Data items –
■ ■ ■ ■ ■ ■ ■
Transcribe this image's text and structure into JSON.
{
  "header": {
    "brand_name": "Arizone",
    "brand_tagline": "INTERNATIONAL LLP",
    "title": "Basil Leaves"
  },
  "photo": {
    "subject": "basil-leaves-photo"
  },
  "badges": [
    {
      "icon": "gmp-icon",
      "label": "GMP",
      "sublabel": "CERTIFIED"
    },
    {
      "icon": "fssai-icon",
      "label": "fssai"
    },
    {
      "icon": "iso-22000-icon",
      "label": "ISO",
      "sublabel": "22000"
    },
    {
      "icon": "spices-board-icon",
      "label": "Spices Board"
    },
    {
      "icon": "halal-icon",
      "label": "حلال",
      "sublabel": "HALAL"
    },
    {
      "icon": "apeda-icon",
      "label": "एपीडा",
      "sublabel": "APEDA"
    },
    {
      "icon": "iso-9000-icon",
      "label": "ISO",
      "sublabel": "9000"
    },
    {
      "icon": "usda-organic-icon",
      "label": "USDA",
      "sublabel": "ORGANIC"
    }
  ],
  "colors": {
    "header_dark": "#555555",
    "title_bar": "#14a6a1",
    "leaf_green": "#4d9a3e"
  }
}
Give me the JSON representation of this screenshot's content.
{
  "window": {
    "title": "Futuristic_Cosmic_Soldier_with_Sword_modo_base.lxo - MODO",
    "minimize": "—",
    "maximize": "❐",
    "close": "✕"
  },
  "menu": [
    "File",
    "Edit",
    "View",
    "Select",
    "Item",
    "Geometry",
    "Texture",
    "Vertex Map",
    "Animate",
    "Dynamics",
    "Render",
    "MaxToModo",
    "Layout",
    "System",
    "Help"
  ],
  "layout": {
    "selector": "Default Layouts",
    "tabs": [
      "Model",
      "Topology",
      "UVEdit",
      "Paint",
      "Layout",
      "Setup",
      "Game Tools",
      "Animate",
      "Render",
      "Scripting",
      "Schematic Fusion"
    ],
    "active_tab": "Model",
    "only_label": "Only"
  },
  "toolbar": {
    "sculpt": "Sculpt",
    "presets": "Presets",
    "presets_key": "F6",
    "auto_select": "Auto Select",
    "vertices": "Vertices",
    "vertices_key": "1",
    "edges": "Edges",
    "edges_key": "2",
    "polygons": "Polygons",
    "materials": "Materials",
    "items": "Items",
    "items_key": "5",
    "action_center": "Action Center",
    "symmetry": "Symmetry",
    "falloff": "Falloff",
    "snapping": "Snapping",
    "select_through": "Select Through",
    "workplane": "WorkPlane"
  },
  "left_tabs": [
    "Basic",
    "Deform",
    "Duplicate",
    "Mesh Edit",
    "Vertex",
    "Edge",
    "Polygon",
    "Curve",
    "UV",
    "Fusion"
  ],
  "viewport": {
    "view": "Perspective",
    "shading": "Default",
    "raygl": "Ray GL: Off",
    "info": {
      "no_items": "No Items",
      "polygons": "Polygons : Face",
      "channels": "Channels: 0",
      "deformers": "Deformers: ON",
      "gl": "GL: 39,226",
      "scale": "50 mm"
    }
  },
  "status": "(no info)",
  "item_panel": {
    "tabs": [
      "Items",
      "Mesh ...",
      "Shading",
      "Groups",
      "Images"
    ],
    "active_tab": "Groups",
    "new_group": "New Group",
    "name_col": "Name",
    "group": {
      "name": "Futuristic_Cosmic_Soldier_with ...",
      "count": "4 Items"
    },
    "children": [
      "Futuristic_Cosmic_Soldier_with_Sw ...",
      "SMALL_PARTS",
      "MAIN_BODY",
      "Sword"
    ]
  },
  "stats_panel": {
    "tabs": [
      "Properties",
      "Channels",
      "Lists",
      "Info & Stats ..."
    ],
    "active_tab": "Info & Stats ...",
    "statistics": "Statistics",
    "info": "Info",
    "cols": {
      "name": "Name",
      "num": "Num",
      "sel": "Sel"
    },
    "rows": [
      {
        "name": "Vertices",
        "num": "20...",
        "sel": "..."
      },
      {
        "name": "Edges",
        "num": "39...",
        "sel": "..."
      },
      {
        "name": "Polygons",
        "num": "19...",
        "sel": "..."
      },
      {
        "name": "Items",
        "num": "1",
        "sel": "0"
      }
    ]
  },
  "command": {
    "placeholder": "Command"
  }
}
■ ■ ■ ■ ■ ■ ■
Set down every record above exactly as given.

RESPONSE FOR THIS EXERCISE –
Transcribe this image's text and structure into JSON.
{
  "header": {
    "brand_name": "Arizone",
    "brand_tagline": "INTERNATIONAL LLP",
    "title": "Basil Leaves"
  },
  "photo": {
    "subject": "basil-leaves-photo"
  },
  "badges": [
    {
      "icon": "gmp-icon",
      "label": "GMP",
      "sublabel": "CERTIFIED"
    },
    {
      "icon": "fssai-icon",
      "label": "fssai"
    },
    {
      "icon": "iso-22000-icon",
      "label": "ISO",
      "sublabel": "22000"
    },
    {
      "icon": "spices-board-icon",
      "label": "Spices Board"
    },
    {
      "icon": "halal-icon",
      "label": "حلال",
      "sublabel": "HALAL"
    },
    {
      "icon": "apeda-icon",
      "label": "एपीडा",
      "sublabel": "APEDA"
    },
    {
      "icon": "iso-9000-icon",
      "label": "ISO",
      "sublabel": "9000"
    },
    {
      "icon": "usda-organic-icon",
      "label": "USDA",
      "sublabel": "ORGANIC"
    }
  ],
  "colors": {
    "header_dark": "#555555",
    "title_bar": "#14a6a1",
    "leaf_green": "#4d9a3e"
  }
}
Give me the JSON representation of this screenshot's content.
{
  "window": {
    "title": "Futuristic_Cosmic_Soldier_with_Sword_modo_base.lxo - MODO",
    "minimize": "—",
    "maximize": "❐",
    "close": "✕"
  },
  "menu": [
    "File",
    "Edit",
    "View",
    "Select",
    "Item",
    "Geometry",
    "Texture",
    "Vertex Map",
    "Animate",
    "Dynamics",
    "Render",
    "MaxToModo",
    "Layout",
    "System",
    "Help"
  ],
  "layout": {
    "selector": "Default Layouts",
    "tabs": [
      "Model",
      "Topology",
      "UVEdit",
      "Paint",
      "Layout",
      "Setup",
      "Game Tools",
      "Animate",
      "Render",
      "Scripting",
      "Schematic Fusion"
    ],
    "active_tab": "Model",
    "only_label": "Only"
  },
  "toolbar": {
    "sculpt": "Sculpt",
    "presets": "Presets",
    "presets_key": "F6",
    "auto_select": "Auto Select",
    "vertices": "Vertices",
    "vertices_key": "1",
    "edges": "Edges",
    "edges_key": "2",
    "polygons": "Polygons",
    "materials": "Materials",
    "items": "Items",
    "items_key": "5",
    "action_center": "Action Center",
    "symmetry": "Symmetry",
    "falloff": "Falloff",
    "snapping": "Snapping",
    "select_through": "Select Through",
    "workplane": "WorkPlane"
  },
  "left_tabs": [
    "Basic",
    "Deform",
    "Duplicate",
    "Mesh Edit",
    "Vertex",
    "Edge",
    "Polygon",
    "Curve",
    "UV",
    "Fusion"
  ],
  "viewport": {
    "view": "Perspective",
    "shading": "Default",
    "raygl": "Ray GL: Off",
    "info": {
      "no_items": "No Items",
      "polygons": "Polygons : Face",
      "channels": "Channels: 0",
      "deformers": "Deformers: ON",
      "gl": "GL: 39,226",
      "scale": "50 mm"
    }
  },
  "status": "(no info)",
  "item_panel": {
    "tabs": [
      "Items",
      "Mesh ...",
      "Shading",
      "Groups",
      "Images"
    ],
    "active_tab": "Groups",
    "new_group": "New Group",
    "name_col": "Name",
    "group": {
      "name": "Futuristic_Cosmic_Soldier_with ...",
      "count": "4 Items"
    },
    "children": [
      "Futuristic_Cosmic_Soldier_with_Sw ...",
      "SMALL_PARTS",
      "MAIN_BODY",
      "Sword"
    ]
  },
  "stats_panel": {
    "tabs": [
      "Properties",
      "Channels",
      "Lists",
      "Info & Stats ..."
    ],
    "active_tab": "Info & Stats ...",
    "statistics": "Statistics",
    "info": "Info",
    "cols": {
      "name": "Name",
      "num": "Num",
      "sel": "Sel"
    },
    "rows": [
      {
        "name": "Vertices",
        "num": "20...",
        "sel": "..."
      },
      {
        "name": "Edges",
        "num": "39...",
        "sel": "..."
      },
      {
        "name": "Polygons",
        "num": "19...",
        "sel": "..."
      },
      {
        "name": "Items",
        "num": "1",
        "sel": "0"
      }
    ]
  },
  "command": {
    "placeholder": "Command"
  }
}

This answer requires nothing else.